#### THE REQUEST
Read the records below. Copy each line where the string "Department" occurs.

#### GIVEN INFORMATION
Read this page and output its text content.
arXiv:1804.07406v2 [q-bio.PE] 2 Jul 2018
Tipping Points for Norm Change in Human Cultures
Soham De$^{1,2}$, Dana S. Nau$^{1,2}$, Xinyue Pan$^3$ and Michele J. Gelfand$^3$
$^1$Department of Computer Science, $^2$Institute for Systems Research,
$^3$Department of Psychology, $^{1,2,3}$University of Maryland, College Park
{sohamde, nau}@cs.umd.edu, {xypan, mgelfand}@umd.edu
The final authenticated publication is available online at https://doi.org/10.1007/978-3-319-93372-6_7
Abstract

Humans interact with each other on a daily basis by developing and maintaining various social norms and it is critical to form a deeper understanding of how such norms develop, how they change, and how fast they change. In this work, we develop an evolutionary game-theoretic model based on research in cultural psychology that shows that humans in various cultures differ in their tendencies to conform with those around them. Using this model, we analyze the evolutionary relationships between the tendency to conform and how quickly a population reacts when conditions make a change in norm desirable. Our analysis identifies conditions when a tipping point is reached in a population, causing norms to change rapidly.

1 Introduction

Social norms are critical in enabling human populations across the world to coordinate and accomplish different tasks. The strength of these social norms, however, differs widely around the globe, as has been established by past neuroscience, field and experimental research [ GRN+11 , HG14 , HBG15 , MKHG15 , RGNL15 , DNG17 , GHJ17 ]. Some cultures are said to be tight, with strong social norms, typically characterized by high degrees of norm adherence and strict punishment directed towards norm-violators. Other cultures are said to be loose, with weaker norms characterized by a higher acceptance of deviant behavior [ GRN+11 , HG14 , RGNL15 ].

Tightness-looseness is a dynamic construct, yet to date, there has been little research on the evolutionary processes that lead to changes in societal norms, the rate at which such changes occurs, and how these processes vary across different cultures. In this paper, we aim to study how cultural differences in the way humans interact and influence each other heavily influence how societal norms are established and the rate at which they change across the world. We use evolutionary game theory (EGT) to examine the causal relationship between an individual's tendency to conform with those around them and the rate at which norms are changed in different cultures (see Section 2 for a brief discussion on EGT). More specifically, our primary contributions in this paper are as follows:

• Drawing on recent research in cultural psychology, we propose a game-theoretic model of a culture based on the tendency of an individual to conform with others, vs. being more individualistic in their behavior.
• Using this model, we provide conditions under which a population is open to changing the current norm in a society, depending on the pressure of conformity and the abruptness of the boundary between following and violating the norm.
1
---
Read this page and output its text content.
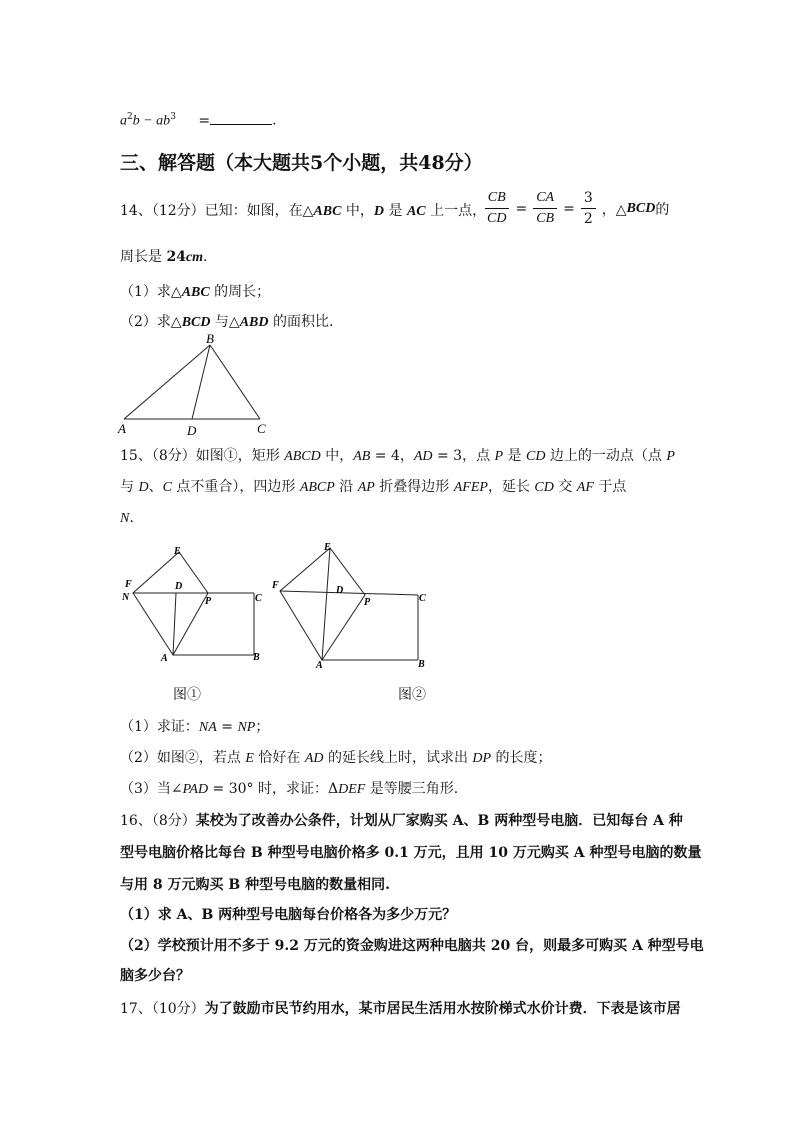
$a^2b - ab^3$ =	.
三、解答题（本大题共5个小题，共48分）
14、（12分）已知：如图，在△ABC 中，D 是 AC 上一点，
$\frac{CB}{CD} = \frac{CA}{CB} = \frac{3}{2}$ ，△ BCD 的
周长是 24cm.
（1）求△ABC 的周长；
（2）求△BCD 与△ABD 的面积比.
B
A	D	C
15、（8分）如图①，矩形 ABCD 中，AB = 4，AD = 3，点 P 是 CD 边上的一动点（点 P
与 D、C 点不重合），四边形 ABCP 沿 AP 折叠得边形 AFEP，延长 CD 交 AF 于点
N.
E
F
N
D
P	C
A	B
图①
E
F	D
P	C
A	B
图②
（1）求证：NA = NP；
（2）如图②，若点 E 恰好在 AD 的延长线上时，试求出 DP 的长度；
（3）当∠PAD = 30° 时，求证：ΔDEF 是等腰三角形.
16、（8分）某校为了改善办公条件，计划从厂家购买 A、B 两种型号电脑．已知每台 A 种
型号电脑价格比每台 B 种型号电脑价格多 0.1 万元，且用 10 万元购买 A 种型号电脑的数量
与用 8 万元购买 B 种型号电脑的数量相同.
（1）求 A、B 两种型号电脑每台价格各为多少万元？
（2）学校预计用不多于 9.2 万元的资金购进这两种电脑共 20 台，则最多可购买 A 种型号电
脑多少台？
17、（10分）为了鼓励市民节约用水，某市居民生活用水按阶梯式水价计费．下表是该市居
...
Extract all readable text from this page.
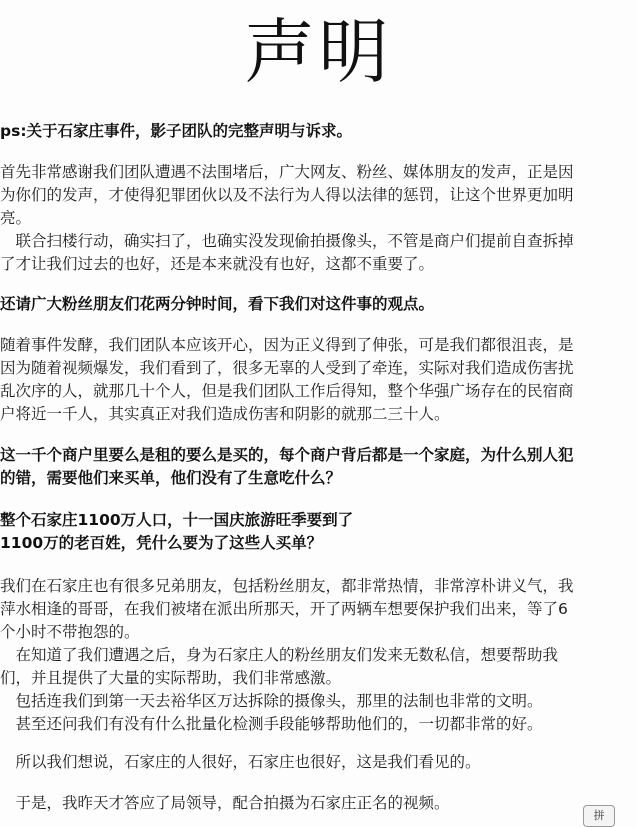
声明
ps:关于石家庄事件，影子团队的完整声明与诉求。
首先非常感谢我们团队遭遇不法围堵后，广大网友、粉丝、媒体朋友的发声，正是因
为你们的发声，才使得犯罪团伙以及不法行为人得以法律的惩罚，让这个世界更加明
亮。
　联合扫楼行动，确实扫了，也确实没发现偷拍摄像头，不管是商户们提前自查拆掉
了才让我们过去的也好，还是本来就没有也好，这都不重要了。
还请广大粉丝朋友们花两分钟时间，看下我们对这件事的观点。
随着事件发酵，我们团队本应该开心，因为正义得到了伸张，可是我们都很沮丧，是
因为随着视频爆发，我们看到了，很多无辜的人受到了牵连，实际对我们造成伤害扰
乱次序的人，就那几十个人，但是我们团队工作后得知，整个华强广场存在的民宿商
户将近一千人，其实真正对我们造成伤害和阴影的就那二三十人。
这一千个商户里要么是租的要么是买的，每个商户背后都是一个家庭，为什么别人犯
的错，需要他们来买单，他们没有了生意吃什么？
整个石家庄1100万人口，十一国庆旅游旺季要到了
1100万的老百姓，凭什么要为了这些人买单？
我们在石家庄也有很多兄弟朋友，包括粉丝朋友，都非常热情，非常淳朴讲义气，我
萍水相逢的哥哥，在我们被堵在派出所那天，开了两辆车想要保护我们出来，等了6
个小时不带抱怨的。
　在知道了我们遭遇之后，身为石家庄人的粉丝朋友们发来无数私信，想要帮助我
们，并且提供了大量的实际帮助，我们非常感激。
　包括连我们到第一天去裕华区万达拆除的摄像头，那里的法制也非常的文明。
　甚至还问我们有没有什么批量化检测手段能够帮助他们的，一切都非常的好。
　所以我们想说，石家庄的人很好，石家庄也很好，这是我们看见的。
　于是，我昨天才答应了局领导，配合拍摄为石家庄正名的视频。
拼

#### SOLUTION FOR THIS TASK
$^1$Department of Computer Science, $^2$Institute for Systems Research,
$^3$Department of Psychology, $^{1,2,3}$University of Maryland, College Park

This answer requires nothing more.